--- INFORMATION SUPPLIED ---

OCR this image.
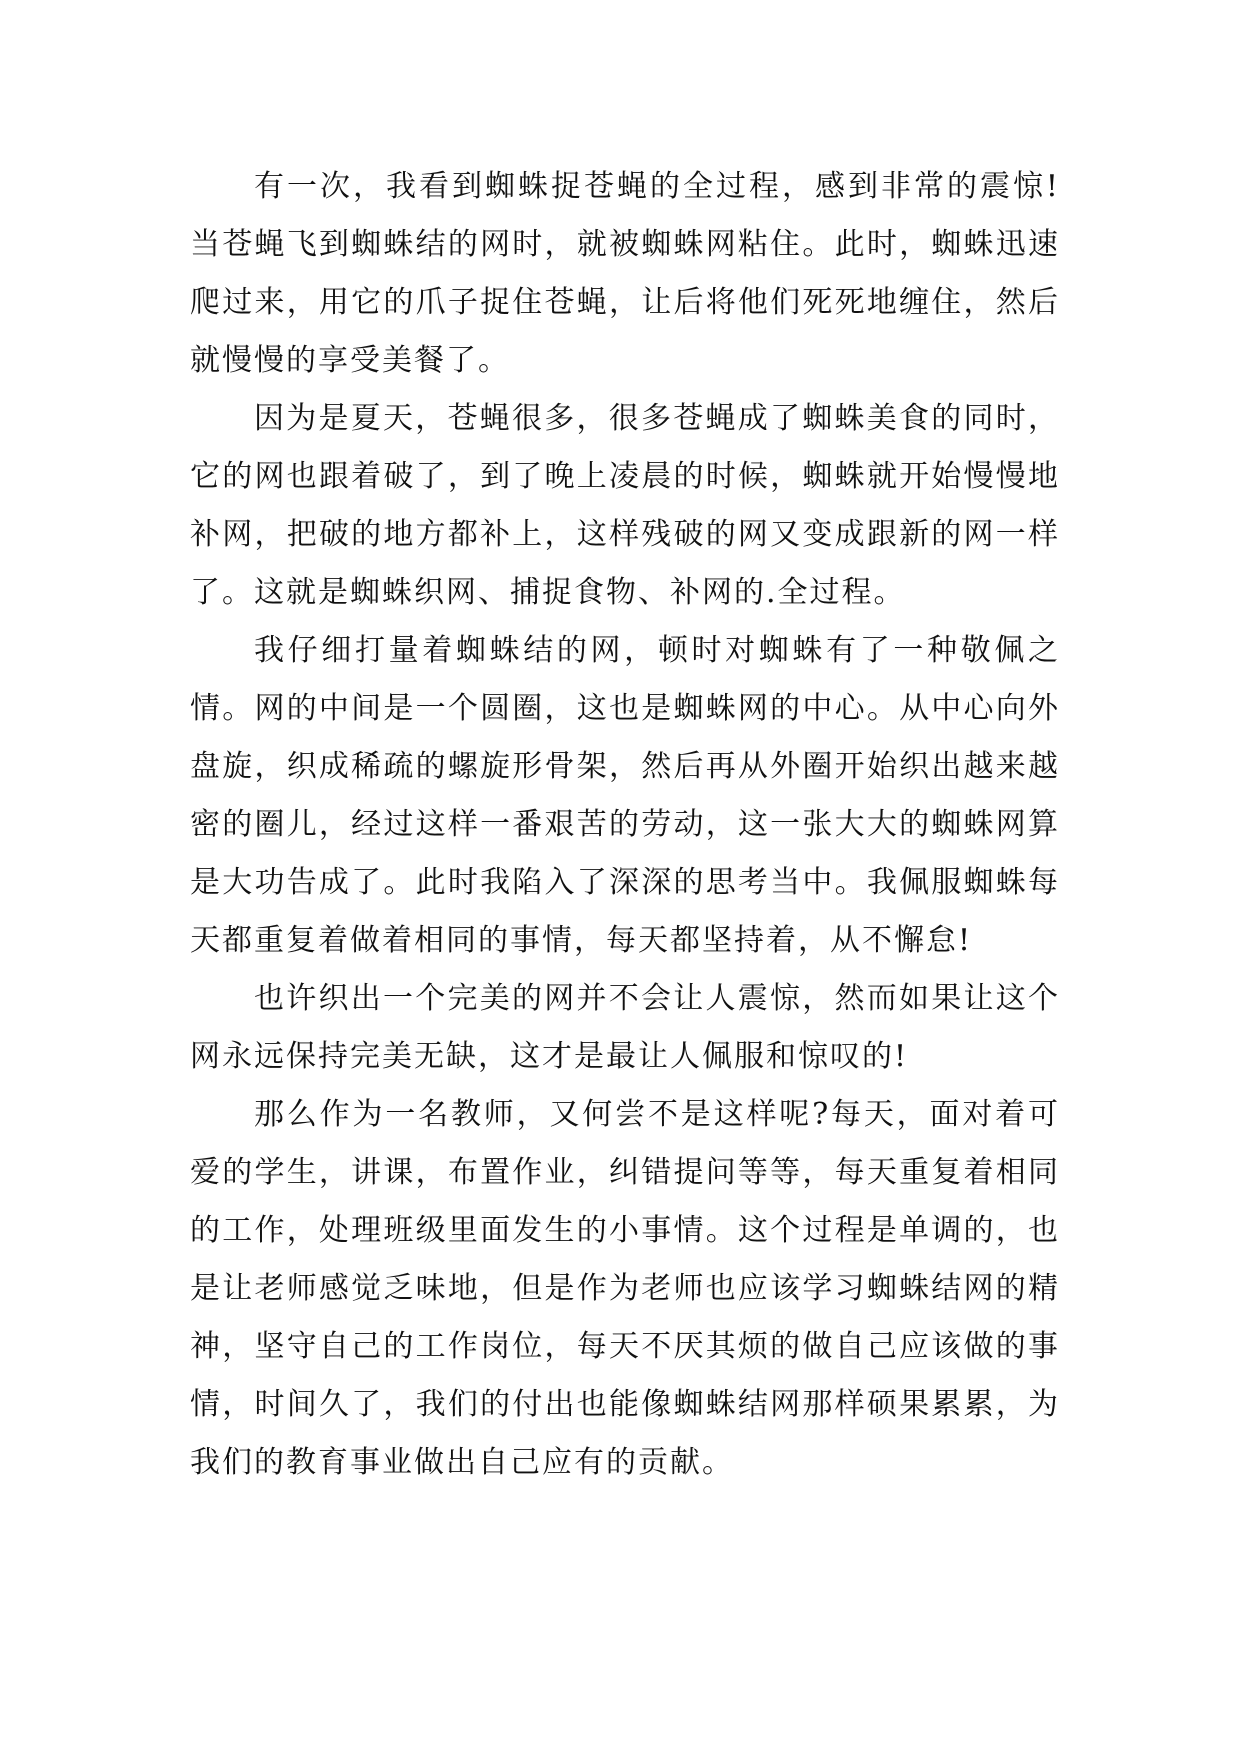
有一次，我看到蜘蛛捉苍蝇的全过程，感到非常的震惊!当苍蝇飞到蜘蛛结的网时，就被蜘蛛网粘住。此时，蜘蛛迅速爬过来，用它的爪子捉住苍蝇，让后将他们死死地缠住，然后就慢慢的享受美餐了。

因为是夏天，苍蝇很多，很多苍蝇成了蜘蛛美食的同时，它的网也跟着破了，到了晚上凌晨的时候，蜘蛛就开始慢慢地补网，把破的地方都补上，这样残破的网又变成跟新的网一样了。这就是蜘蛛织网、捕捉食物、补网的.全过程。

我仔细打量着蜘蛛结的网，顿时对蜘蛛有了一种敬佩之情。网的中间是一个圆圈，这也是蜘蛛网的中心。从中心向外盘旋，织成稀疏的螺旋形骨架，然后再从外圈开始织出越来越密的圈儿，经过这样一番艰苦的劳动，这一张大大的蜘蛛网算是大功告成了。此时我陷入了深深的思考当中。我佩服蜘蛛每天都重复着做着相同的事情，每天都坚持着，从不懈怠!

也许织出一个完美的网并不会让人震惊，然而如果让这个网永远保持完美无缺，这才是最让人佩服和惊叹的!

那么作为一名教师，又何尝不是这样呢?每天，面对着可爱的学生，讲课，布置作业，纠错提问等等，每天重复着相同的工作，处理班级里面发生的小事情。这个过程是单调的，也是让老师感觉乏味地，但是作为老师也应该学习蜘蛛结网的精神，坚守自己的工作岗位，每天不厌其烦的做自己应该做的事情，时间久了，我们的付出也能像蜘蛛结网那样硕果累累，为我们的教育事业做出自己应有的贡献。
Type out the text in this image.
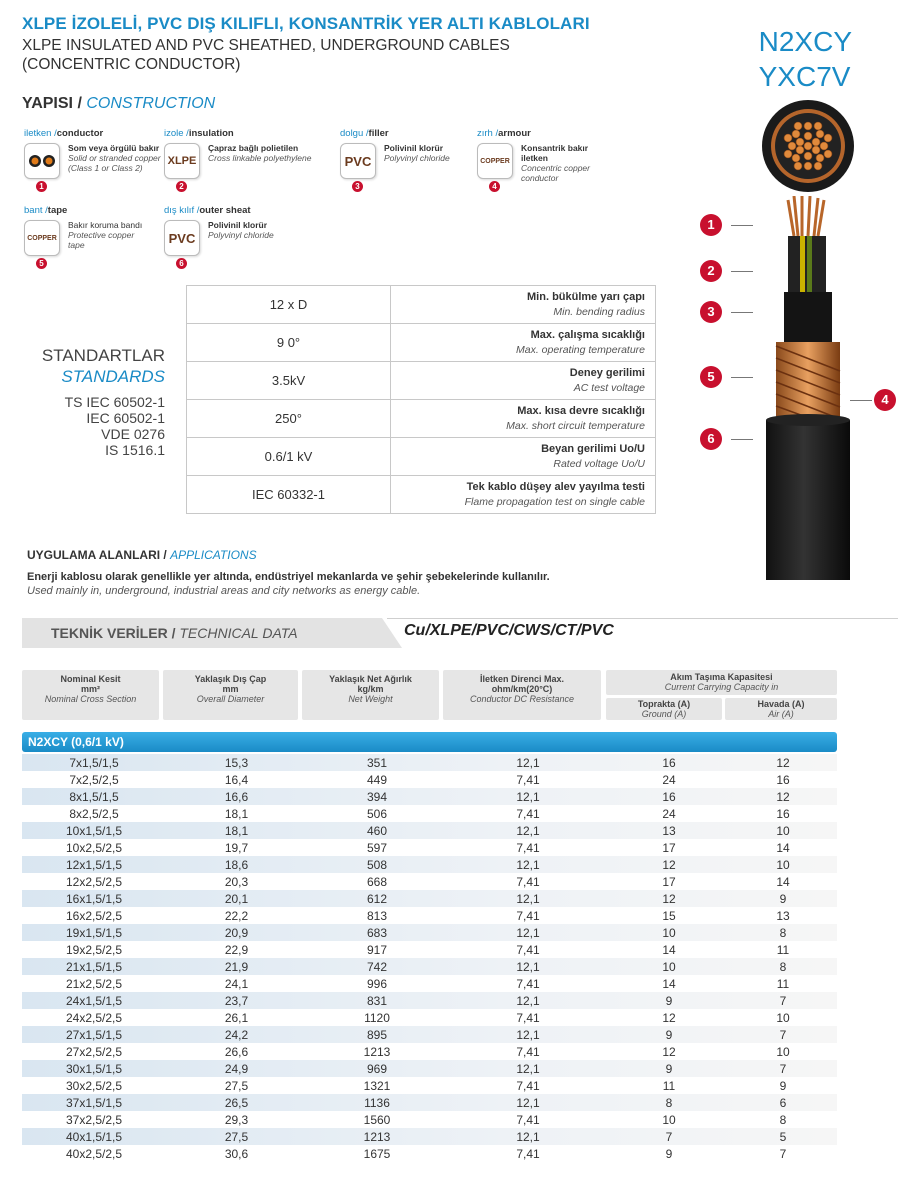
XLPE İZOLELİ, PVC DIŞ KILIFLI, KONSANTRİK YER ALTI KABLOLARI
XLPE INSULATED AND PVC SHEATHED, UNDERGROUND CABLES
(CONCENTRIC CONDUCTOR)
N2XCY
YXC7V
YAPISI / CONSTRUCTION
iletken /conductor
Som veya örgülü bakır
Solid or stranded copper
(Class 1 or Class 2)
1
izole /insulation
XLPE
Çapraz bağlı polietilen
Cross linkable polyethylene
2
dolgu /filler
PVC
Polivinil klorür
Polyvinyl chloride
3
zırh /armour
COPPER
Konsantrik bakır
iletken
Concentric copper
conductor
4
bant /tape
COPPER
Bakır koruma bandı
Protective copper
tape
5
dış kılıf /outer sheat
PVC
Polivinil klorür
Polyvinyl chloride
6
STANDARTLAR
STANDARDS
TS IEC 60502-1
IEC 60502-1
VDE 0276
IS 1516.1
12 x D	Min. bükülme yarı çapı
Min. bending radius

9 0°	Max. çalışma sıcaklığı
Max. operating temperature

3.5kV	Deney gerilimi
AC test voltage

250°	Max. kısa devre sıcaklığı
Max. short circuit temperature

0.6/1 kV	Beyan gerilimi Uo/U
Rated voltage Uo/U

IEC 60332-1	Tek kablo düşey alev yayılma testi
Flame propagation test on single cable
UYGULAMA ALANLARI / APPLICATIONS
Enerji kablosu olarak genellikle yer altında, endüstriyel mekanlarda ve şehir şebekelerinde kullanılır.
Used mainly in, underground, industrial areas and city networks as energy cable.
1
2
3
5
6
4
TEKNİK VERİLER / TECHNICAL DATA	Cu/XLPE/PVC/CWS/CT/PVC
Nominal Kesit
mm²
Nominal Cross Section
Yaklaşık Dış Çap
mm
Overall Diameter
Yaklaşık Net Ağırlık
kg/km
Net Weight
İletken Direnci Max.
ohm/km(20°C)
Conductor DC Resistance
Akım Taşıma Kapasitesi
Current Carrying Capacity in
Toprakta (A)
Ground (A)
Havada (A)
Air (A)
N2XCY (0,6/1 kV)
7x1,5/1,5	15,3	351	12,1	16	12
7x2,5/2,5	16,4	449	7,41	24	16
8x1,5/1,5	16,6	394	12,1	16	12
8x2,5/2,5	18,1	506	7,41	24	16
10x1,5/1,5	18,1	460	12,1	13	10
10x2,5/2,5	19,7	597	7,41	17	14
12x1,5/1,5	18,6	508	12,1	12	10
12x2,5/2,5	20,3	668	7,41	17	14
16x1,5/1,5	20,1	612	12,1	12	9
16x2,5/2,5	22,2	813	7,41	15	13
19x1,5/1,5	20,9	683	12,1	10	8
19x2,5/2,5	22,9	917	7,41	14	11
21x1,5/1,5	21,9	742	12,1	10	8
21x2,5/2,5	24,1	996	7,41	14	11
24x1,5/1,5	23,7	831	12,1	9	7
24x2,5/2,5	26,1	1120	7,41	12	10
27x1,5/1,5	24,2	895	12,1	9	7
27x2,5/2,5	26,6	1213	7,41	12	10
30x1,5/1,5	24,9	969	12,1	9	7
30x2,5/2,5	27,5	1321	7,41	11	9
37x1,5/1,5	26,5	1136	12,1	8	6
37x2,5/2,5	29,3	1560	7,41	10	8
40x1,5/1,5	27,5	1213	12,1	7	5
40x2,5/2,5	30,6	1675	7,41	9	7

---

WRITTEN INSTRUCTION: Copy out all of the material exactly as written, without its pictures.

ANSWER FOR THE TASK:
OCR this image.
有一次，我看到蜘蛛捉苍蝇的全过程，感到非常的震惊!当苍蝇飞到蜘蛛结的网时，就被蜘蛛网粘住。此时，蜘蛛迅速爬过来，用它的爪子捉住苍蝇，让后将他们死死地缠住，然后就慢慢的享受美餐了。

因为是夏天，苍蝇很多，很多苍蝇成了蜘蛛美食的同时，它的网也跟着破了，到了晚上凌晨的时候，蜘蛛就开始慢慢地补网，把破的地方都补上，这样残破的网又变成跟新的网一样了。这就是蜘蛛织网、捕捉食物、补网的.全过程。

我仔细打量着蜘蛛结的网，顿时对蜘蛛有了一种敬佩之情。网的中间是一个圆圈，这也是蜘蛛网的中心。从中心向外盘旋，织成稀疏的螺旋形骨架，然后再从外圈开始织出越来越密的圈儿，经过这样一番艰苦的劳动，这一张大大的蜘蛛网算是大功告成了。此时我陷入了深深的思考当中。我佩服蜘蛛每天都重复着做着相同的事情，每天都坚持着，从不懈怠!

也许织出一个完美的网并不会让人震惊，然而如果让这个网永远保持完美无缺，这才是最让人佩服和惊叹的!

那么作为一名教师，又何尝不是这样呢?每天，面对着可爱的学生，讲课，布置作业，纠错提问等等，每天重复着相同的工作，处理班级里面发生的小事情。这个过程是单调的，也是让老师感觉乏味地，但是作为老师也应该学习蜘蛛结网的精神，坚守自己的工作岗位，每天不厌其烦的做自己应该做的事情，时间久了，我们的付出也能像蜘蛛结网那样硕果累累，为我们的教育事业做出自己应有的贡献。
Type out the text in this image.
XLPE İZOLELİ, PVC DIŞ KILIFLI, KONSANTRİK YER ALTI KABLOLARI
XLPE INSULATED AND PVC SHEATHED, UNDERGROUND CABLES
(CONCENTRIC CONDUCTOR)
N2XCY
YXC7V
YAPISI / CONSTRUCTION
iletken /conductor
Som veya örgülü bakır
Solid or stranded copper
(Class 1 or Class 2)
1
izole /insulation
XLPE
Çapraz bağlı polietilen
Cross linkable polyethylene
2
dolgu /filler
PVC
Polivinil klorür
Polyvinyl chloride
3
zırh /armour
COPPER
Konsantrik bakır
iletken
Concentric copper
conductor
4
bant /tape
COPPER
Bakır koruma bandı
Protective copper
tape
5
dış kılıf /outer sheat
PVC
Polivinil klorür
Polyvinyl chloride
6
STANDARTLAR
STANDARDS
TS IEC 60502-1
IEC 60502-1
VDE 0276
IS 1516.1
12 x D	Min. bükülme yarı çapı
Min. bending radius

9 0°	Max. çalışma sıcaklığı
Max. operating temperature

3.5kV	Deney gerilimi
AC test voltage

250°	Max. kısa devre sıcaklığı
Max. short circuit temperature

0.6/1 kV	Beyan gerilimi Uo/U
Rated voltage Uo/U

IEC 60332-1	Tek kablo düşey alev yayılma testi
Flame propagation test on single cable
UYGULAMA ALANLARI / APPLICATIONS
Enerji kablosu olarak genellikle yer altında, endüstriyel mekanlarda ve şehir şebekelerinde kullanılır.
Used mainly in, underground, industrial areas and city networks as energy cable.
1
2
3
5
6
4
TEKNİK VERİLER / TECHNICAL DATA	Cu/XLPE/PVC/CWS/CT/PVC
Nominal Kesit
mm²
Nominal Cross Section
Yaklaşık Dış Çap
mm
Overall Diameter
Yaklaşık Net Ağırlık
kg/km
Net Weight
İletken Direnci Max.
ohm/km(20°C)
Conductor DC Resistance
Akım Taşıma Kapasitesi
Current Carrying Capacity in
Toprakta (A)
Ground (A)
Havada (A)
Air (A)
N2XCY (0,6/1 kV)
7x1,5/1,5	15,3	351	12,1	16	12
7x2,5/2,5	16,4	449	7,41	24	16
8x1,5/1,5	16,6	394	12,1	16	12
8x2,5/2,5	18,1	506	7,41	24	16
10x1,5/1,5	18,1	460	12,1	13	10
10x2,5/2,5	19,7	597	7,41	17	14
12x1,5/1,5	18,6	508	12,1	12	10
12x2,5/2,5	20,3	668	7,41	17	14
16x1,5/1,5	20,1	612	12,1	12	9
16x2,5/2,5	22,2	813	7,41	15	13
19x1,5/1,5	20,9	683	12,1	10	8
19x2,5/2,5	22,9	917	7,41	14	11
21x1,5/1,5	21,9	742	12,1	10	8
21x2,5/2,5	24,1	996	7,41	14	11
24x1,5/1,5	23,7	831	12,1	9	7
24x2,5/2,5	26,1	1120	7,41	12	10
27x1,5/1,5	24,2	895	12,1	9	7
27x2,5/2,5	26,6	1213	7,41	12	10
30x1,5/1,5	24,9	969	12,1	9	7
30x2,5/2,5	27,5	1321	7,41	11	9
37x1,5/1,5	26,5	1136	12,1	8	6
37x2,5/2,5	29,3	1560	7,41	10	8
40x1,5/1,5	27,5	1213	12,1	7	5
40x2,5/2,5	30,6	1675	7,41	9	7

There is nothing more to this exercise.